### Records from a data collection

=-=-=

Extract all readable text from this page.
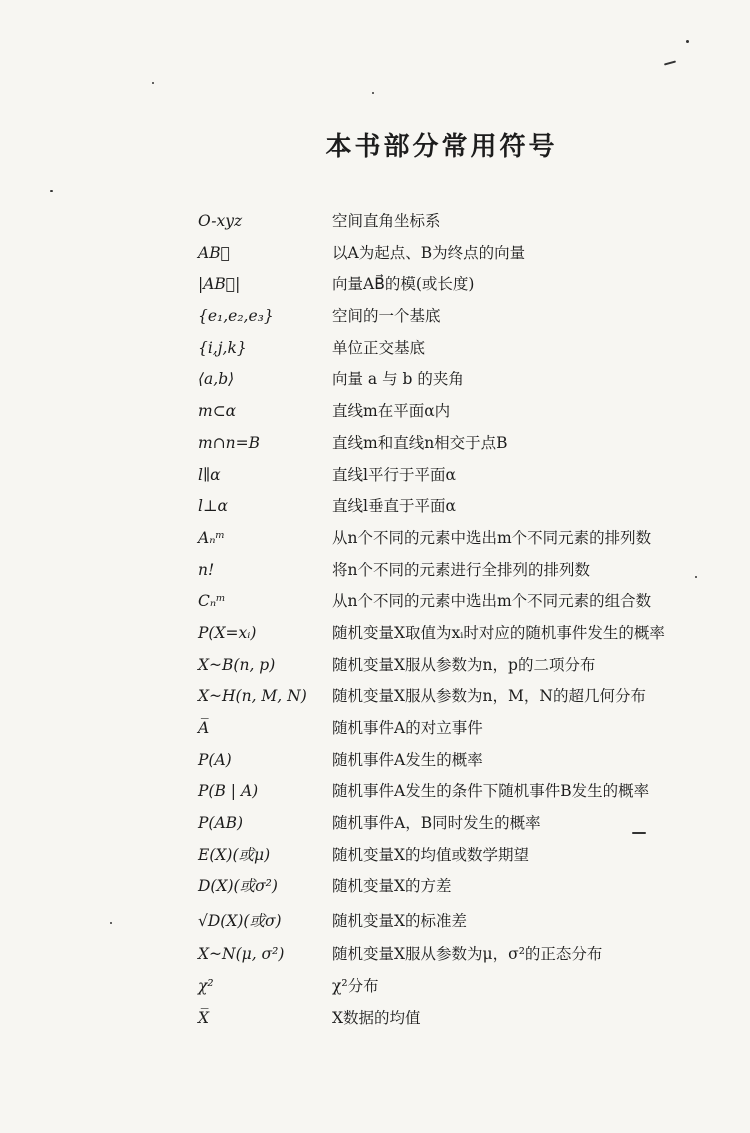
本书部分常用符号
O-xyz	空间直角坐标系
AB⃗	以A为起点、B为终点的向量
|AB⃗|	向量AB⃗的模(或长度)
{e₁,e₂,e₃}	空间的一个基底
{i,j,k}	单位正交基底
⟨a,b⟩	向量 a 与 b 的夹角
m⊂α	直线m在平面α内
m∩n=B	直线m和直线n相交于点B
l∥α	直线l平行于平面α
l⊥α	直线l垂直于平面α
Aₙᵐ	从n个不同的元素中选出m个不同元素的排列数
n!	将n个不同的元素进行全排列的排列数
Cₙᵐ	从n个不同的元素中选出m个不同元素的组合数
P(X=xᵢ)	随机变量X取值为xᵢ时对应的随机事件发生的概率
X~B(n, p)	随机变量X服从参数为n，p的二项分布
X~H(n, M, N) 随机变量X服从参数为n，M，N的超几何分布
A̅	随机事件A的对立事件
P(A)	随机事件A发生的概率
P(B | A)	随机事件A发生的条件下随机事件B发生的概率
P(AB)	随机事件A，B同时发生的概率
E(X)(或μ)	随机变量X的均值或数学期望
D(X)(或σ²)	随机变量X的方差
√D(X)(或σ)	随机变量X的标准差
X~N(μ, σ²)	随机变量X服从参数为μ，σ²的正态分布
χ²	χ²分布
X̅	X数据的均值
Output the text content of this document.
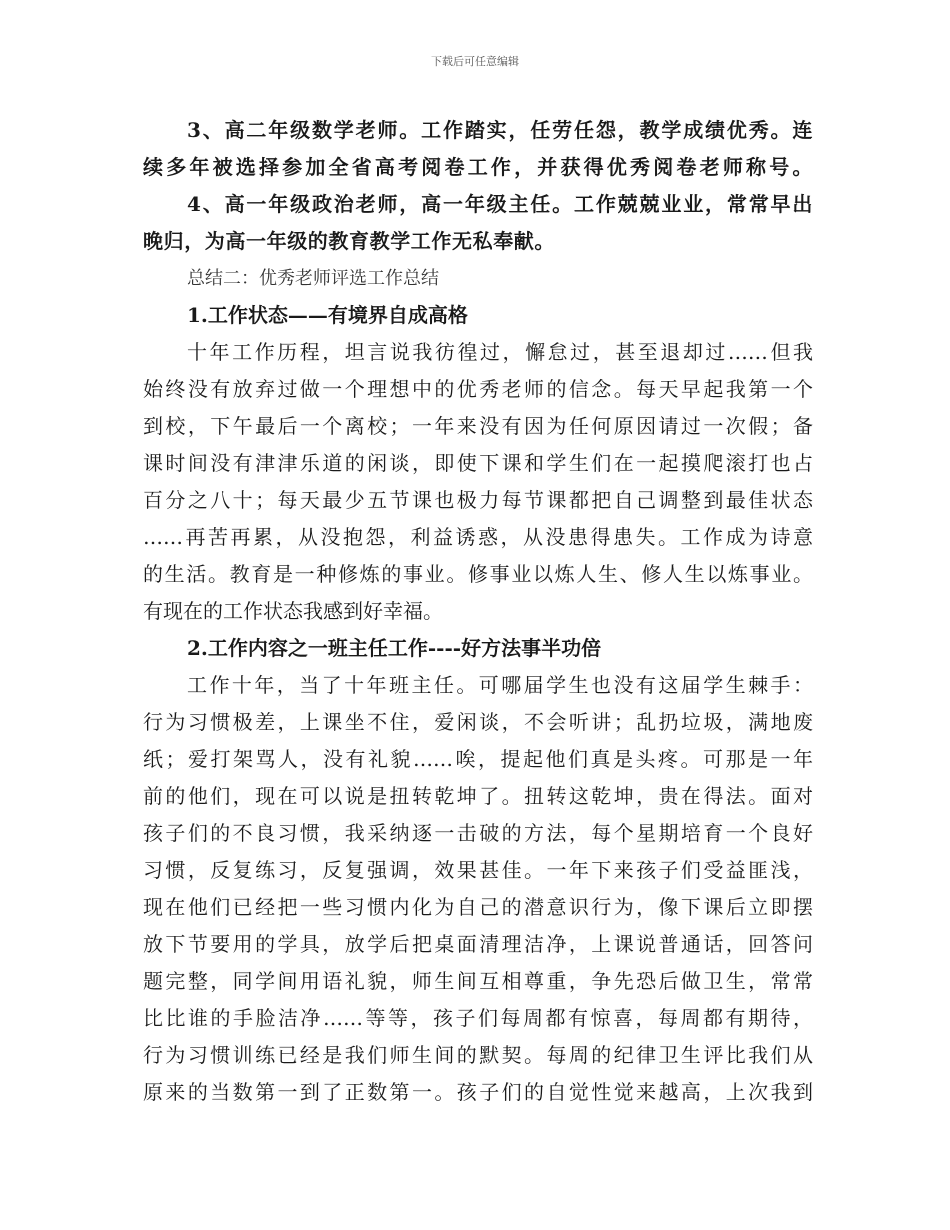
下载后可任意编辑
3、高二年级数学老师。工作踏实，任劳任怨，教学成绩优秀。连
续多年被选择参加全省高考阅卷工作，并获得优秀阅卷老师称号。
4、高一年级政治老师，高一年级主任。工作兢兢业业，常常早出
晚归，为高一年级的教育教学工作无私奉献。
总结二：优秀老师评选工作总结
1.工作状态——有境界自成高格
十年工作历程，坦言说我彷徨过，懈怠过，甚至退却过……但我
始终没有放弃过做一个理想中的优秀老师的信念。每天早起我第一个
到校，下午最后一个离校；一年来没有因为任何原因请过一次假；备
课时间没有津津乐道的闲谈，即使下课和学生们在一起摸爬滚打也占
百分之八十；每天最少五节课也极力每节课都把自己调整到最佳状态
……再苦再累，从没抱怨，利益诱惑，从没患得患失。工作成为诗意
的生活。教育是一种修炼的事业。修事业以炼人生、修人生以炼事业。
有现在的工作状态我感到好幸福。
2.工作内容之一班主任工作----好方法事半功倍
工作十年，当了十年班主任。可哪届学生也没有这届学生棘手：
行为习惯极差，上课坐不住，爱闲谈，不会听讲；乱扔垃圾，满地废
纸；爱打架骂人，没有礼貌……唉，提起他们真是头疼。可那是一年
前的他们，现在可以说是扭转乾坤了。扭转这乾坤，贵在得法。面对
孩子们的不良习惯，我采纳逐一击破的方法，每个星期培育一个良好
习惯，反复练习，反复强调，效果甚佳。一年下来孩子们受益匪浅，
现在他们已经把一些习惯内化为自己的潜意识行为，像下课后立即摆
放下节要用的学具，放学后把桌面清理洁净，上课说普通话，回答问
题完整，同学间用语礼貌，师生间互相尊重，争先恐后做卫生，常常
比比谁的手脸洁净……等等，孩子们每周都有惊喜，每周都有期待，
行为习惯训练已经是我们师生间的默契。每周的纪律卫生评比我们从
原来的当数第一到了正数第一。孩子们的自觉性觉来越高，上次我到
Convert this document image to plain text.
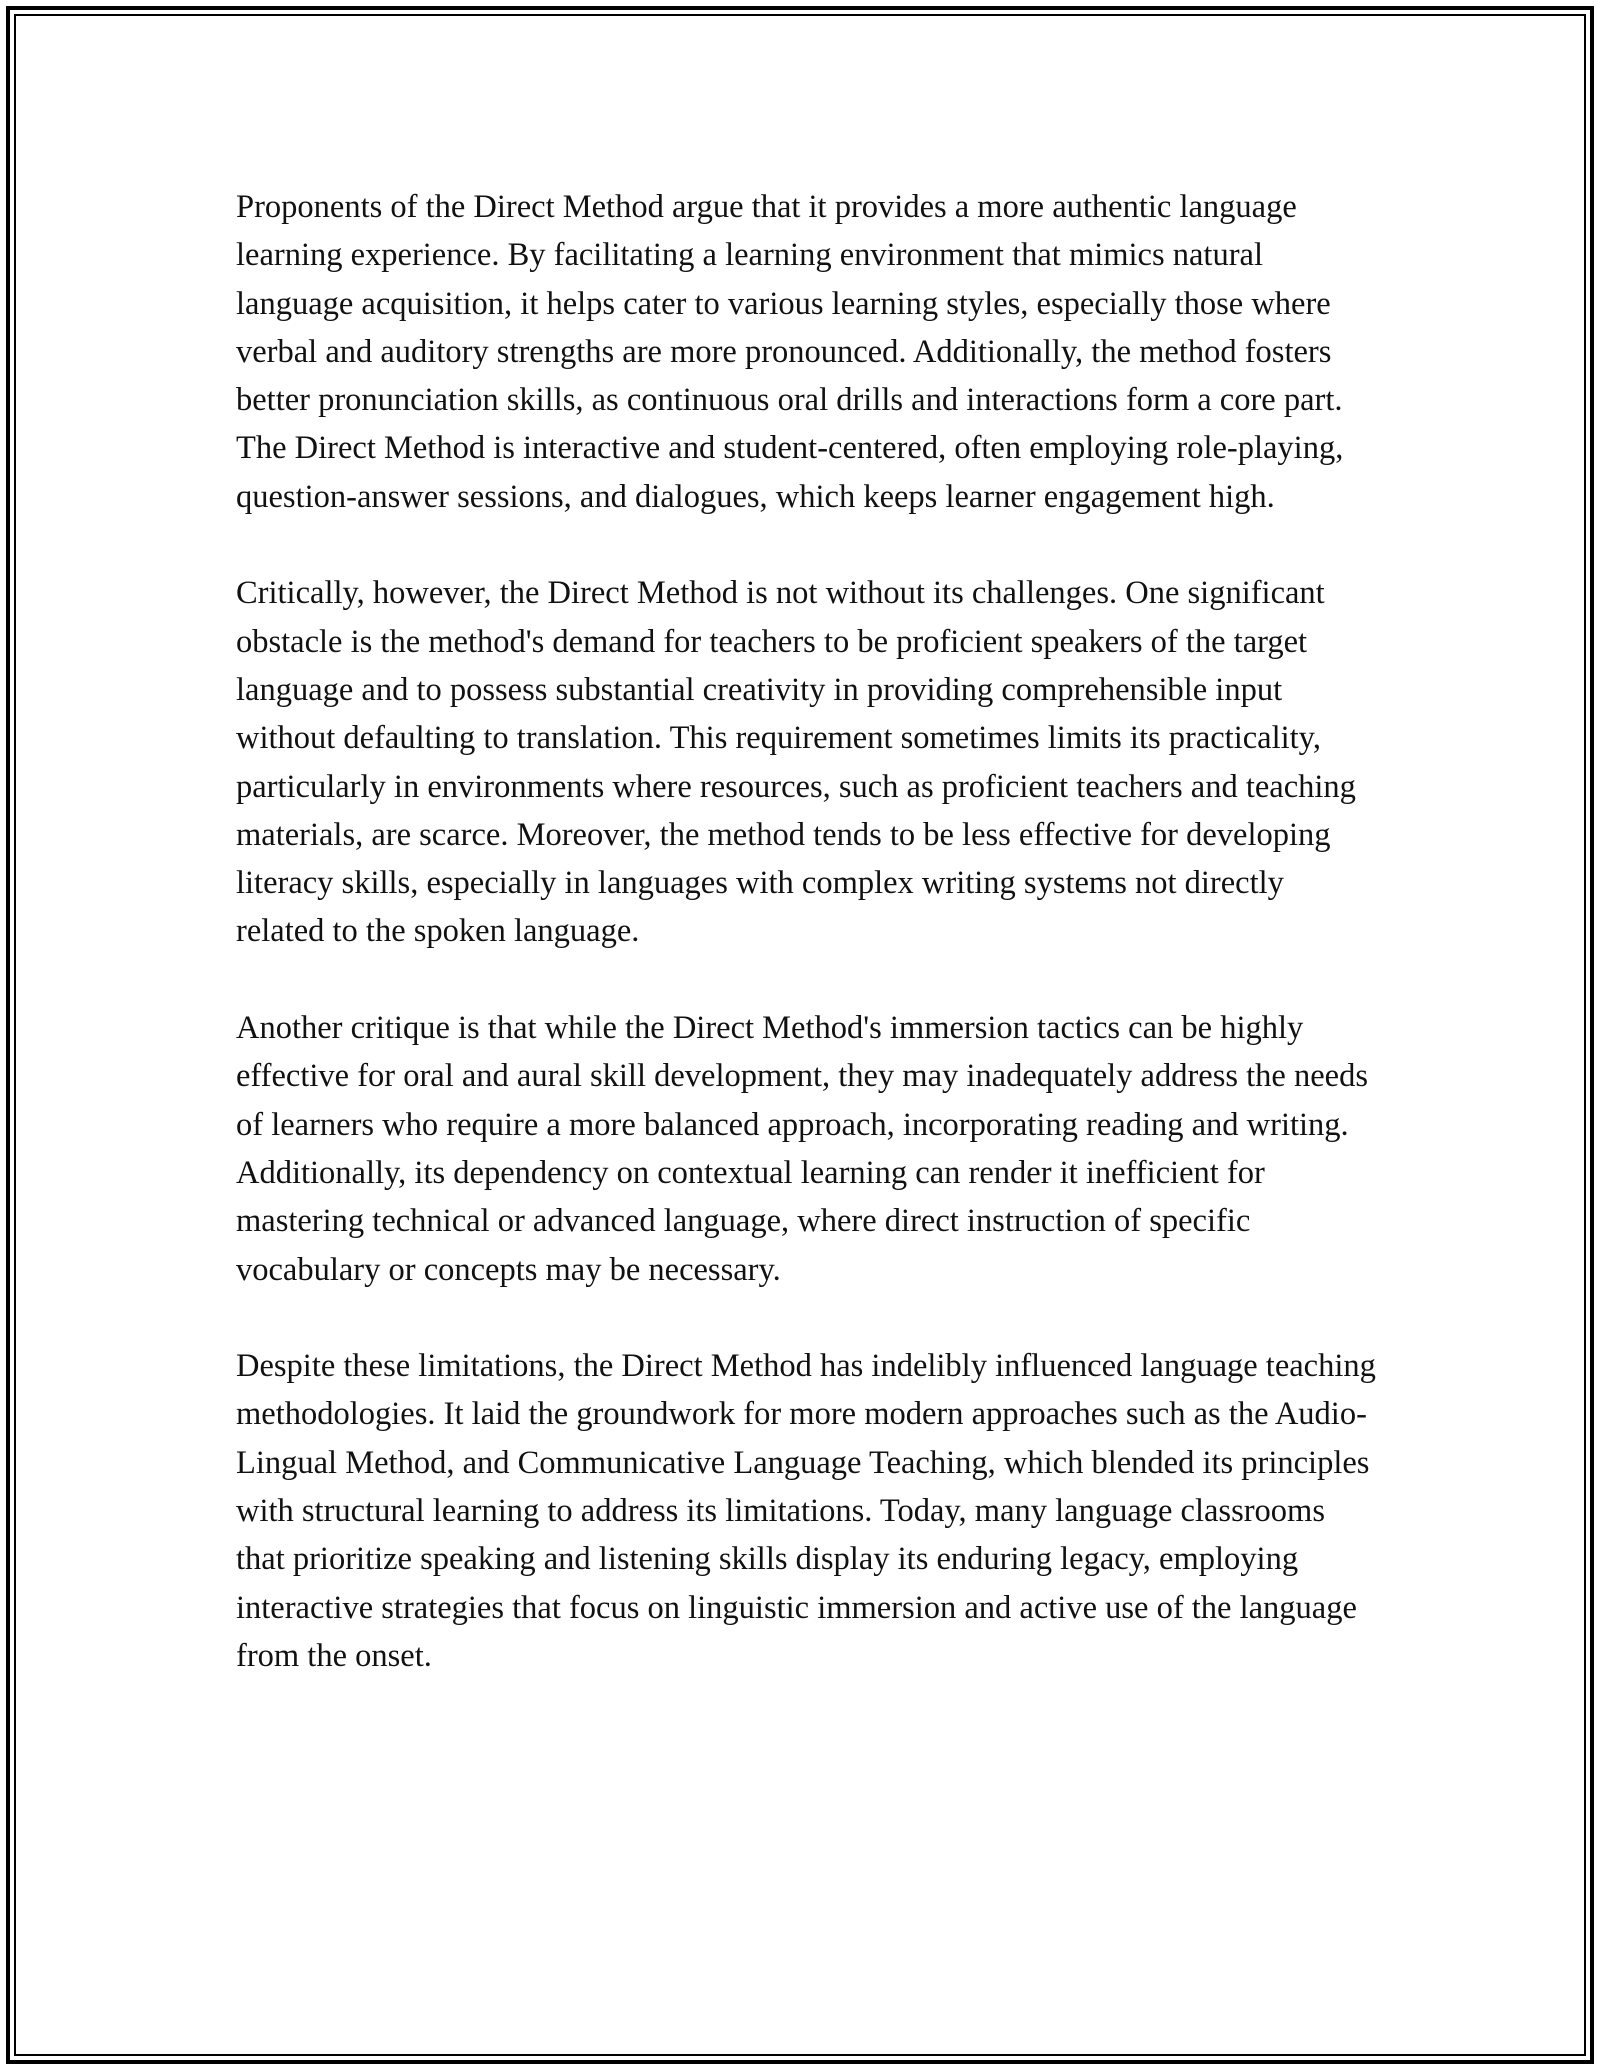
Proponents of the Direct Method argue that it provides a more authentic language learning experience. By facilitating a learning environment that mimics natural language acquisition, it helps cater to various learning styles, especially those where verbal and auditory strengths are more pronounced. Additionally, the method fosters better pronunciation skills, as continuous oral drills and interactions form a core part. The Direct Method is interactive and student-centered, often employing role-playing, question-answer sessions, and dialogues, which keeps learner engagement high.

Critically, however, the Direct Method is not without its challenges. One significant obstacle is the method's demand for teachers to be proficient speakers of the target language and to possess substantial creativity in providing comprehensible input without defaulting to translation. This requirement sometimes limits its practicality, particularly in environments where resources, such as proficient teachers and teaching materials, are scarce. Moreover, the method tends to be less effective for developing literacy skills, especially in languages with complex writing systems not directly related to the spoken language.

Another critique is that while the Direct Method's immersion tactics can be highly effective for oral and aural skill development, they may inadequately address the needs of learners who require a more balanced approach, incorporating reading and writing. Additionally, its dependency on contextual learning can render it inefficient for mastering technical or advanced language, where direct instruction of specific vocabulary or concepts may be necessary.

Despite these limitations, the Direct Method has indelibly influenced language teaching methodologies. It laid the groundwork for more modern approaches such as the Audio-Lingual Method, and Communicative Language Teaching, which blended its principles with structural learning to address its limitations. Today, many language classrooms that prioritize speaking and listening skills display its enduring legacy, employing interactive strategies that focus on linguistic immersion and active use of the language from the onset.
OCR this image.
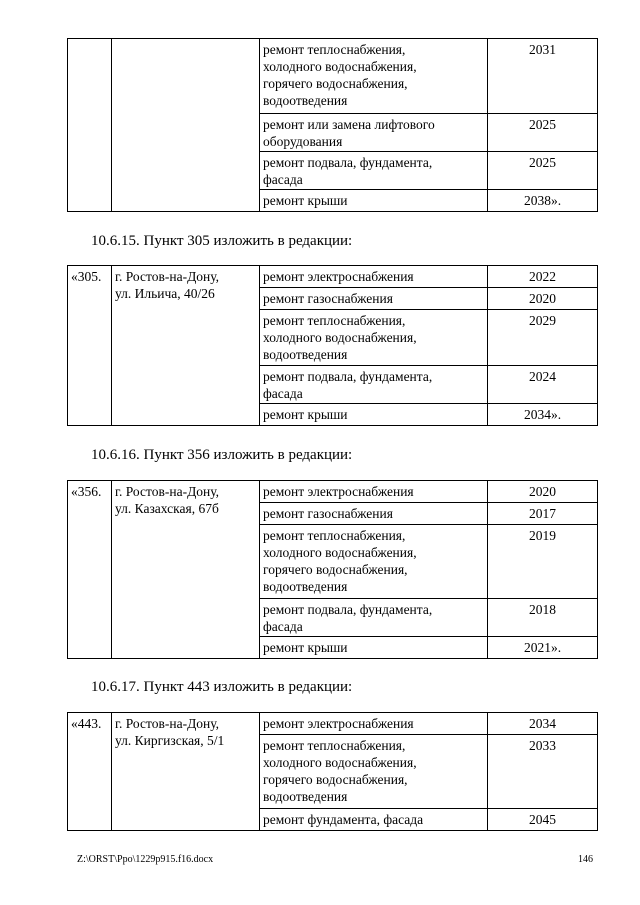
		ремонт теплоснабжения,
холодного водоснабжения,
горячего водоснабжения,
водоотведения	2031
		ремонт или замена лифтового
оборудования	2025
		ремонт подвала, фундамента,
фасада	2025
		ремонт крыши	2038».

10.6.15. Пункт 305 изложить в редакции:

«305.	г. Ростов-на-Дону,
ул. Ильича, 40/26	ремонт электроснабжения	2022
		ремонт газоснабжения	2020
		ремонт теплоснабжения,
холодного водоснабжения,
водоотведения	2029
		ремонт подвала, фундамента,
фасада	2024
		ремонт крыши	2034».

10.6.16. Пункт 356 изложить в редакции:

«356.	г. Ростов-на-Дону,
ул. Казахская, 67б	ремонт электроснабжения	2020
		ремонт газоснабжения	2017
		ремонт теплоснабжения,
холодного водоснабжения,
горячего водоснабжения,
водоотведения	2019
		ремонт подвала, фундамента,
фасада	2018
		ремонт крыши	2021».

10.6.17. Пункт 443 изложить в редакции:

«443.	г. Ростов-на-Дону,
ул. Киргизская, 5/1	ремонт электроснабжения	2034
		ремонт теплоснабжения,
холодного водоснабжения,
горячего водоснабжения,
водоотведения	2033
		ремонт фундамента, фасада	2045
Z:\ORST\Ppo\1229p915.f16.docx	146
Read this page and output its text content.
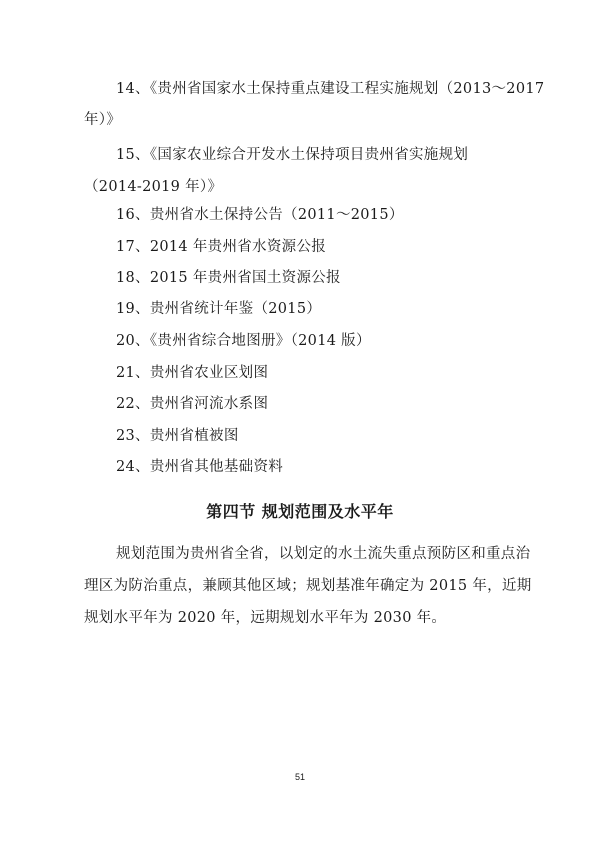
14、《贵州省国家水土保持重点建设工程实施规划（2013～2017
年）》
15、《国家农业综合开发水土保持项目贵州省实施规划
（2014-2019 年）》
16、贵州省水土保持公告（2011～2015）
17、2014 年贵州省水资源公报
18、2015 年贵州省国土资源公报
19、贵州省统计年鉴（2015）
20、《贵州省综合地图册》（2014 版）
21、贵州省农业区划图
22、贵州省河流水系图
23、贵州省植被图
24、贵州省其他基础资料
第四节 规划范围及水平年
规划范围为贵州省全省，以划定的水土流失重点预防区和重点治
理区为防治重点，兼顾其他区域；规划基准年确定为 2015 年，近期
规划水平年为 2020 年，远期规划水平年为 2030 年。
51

=-=-=

### What is being asked
The copy should begin at the line containing "Read this page and output its text content." and end at the last line of the data above; please restate those lines word for word without the pictures.

### Problem solution
Read this page and output its text content.
14、《贵州省国家水土保持重点建设工程实施规划（2013～2017
年）》
15、《国家农业综合开发水土保持项目贵州省实施规划
（2014-2019 年）》
16、贵州省水土保持公告（2011～2015）
17、2014 年贵州省水资源公报
18、2015 年贵州省国土资源公报
19、贵州省统计年鉴（2015）
20、《贵州省综合地图册》（2014 版）
21、贵州省农业区划图
22、贵州省河流水系图
23、贵州省植被图
24、贵州省其他基础资料
第四节 规划范围及水平年
规划范围为贵州省全省，以划定的水土流失重点预防区和重点治
理区为防治重点，兼顾其他区域；规划基准年确定为 2015 年，近期
规划水平年为 2020 年，远期规划水平年为 2030 年。
51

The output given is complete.